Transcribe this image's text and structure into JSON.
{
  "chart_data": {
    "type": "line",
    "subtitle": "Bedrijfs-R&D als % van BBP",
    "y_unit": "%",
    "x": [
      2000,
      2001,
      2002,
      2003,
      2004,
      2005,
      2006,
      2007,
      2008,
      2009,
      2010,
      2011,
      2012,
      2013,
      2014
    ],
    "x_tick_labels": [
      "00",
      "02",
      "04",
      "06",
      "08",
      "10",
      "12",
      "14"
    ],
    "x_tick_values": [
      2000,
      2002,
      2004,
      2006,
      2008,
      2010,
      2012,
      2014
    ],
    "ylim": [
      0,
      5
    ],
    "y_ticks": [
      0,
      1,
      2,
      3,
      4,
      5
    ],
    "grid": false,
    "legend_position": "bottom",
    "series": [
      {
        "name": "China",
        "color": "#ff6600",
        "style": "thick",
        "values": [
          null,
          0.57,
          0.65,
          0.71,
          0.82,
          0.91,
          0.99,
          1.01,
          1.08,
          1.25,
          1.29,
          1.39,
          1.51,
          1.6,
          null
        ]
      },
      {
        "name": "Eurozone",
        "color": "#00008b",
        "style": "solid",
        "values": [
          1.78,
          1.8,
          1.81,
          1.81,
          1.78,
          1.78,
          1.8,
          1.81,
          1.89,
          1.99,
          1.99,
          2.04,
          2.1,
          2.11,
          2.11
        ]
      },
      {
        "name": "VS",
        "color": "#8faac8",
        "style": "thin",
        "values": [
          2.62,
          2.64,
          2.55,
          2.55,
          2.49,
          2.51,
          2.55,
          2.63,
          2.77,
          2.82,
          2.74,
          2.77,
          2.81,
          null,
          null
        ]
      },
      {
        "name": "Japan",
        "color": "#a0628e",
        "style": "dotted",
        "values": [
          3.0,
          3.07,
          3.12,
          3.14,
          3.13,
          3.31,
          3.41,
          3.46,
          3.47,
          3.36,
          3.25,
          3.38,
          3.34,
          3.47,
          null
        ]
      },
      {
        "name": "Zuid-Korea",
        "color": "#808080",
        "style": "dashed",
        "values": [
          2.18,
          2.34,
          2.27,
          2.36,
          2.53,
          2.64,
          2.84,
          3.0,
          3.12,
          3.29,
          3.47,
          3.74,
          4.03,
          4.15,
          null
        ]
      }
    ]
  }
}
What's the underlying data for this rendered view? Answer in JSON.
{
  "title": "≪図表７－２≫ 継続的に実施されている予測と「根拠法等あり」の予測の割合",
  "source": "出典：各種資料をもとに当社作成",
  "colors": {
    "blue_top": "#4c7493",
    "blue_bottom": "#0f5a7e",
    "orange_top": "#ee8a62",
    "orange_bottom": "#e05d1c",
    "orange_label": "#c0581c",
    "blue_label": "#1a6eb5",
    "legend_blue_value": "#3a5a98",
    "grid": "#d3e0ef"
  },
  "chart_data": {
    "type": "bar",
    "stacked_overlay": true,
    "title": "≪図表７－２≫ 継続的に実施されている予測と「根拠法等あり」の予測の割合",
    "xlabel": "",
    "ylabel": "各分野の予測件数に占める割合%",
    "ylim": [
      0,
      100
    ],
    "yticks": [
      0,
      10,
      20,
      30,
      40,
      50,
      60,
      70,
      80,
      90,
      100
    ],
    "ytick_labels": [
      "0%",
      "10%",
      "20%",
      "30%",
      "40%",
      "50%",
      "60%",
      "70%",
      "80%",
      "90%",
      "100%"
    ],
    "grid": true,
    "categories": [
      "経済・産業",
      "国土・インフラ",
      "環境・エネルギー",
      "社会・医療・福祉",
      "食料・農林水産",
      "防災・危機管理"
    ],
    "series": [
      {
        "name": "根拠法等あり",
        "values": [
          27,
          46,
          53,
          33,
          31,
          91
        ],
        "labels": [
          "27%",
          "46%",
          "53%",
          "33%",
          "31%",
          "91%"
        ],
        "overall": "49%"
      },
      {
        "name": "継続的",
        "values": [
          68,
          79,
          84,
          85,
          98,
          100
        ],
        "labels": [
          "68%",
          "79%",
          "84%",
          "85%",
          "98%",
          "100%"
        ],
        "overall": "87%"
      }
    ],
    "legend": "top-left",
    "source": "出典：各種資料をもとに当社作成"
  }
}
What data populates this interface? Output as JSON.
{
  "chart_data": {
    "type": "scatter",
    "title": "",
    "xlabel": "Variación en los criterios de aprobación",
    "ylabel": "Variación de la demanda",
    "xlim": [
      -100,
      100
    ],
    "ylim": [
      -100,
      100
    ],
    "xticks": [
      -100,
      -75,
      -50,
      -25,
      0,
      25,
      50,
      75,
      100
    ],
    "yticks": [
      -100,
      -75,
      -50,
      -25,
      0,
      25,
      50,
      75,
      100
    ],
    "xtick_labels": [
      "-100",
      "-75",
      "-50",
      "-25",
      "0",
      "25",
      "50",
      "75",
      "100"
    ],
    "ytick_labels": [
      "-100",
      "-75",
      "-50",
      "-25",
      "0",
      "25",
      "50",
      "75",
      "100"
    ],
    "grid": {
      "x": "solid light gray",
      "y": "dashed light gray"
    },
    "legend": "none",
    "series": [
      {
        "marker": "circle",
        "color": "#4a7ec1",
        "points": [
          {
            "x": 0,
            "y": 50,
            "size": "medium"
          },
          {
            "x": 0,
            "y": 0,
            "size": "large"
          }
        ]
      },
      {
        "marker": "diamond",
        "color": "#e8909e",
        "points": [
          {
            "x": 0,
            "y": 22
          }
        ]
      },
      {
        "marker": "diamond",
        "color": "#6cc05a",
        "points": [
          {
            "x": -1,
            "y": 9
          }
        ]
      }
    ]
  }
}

------------------------------------

INSTRUCTIONS TO FOLLOW: From the records above, work out how many lines contain the string "style". Give only the number.

FINISHED ANSWER: 5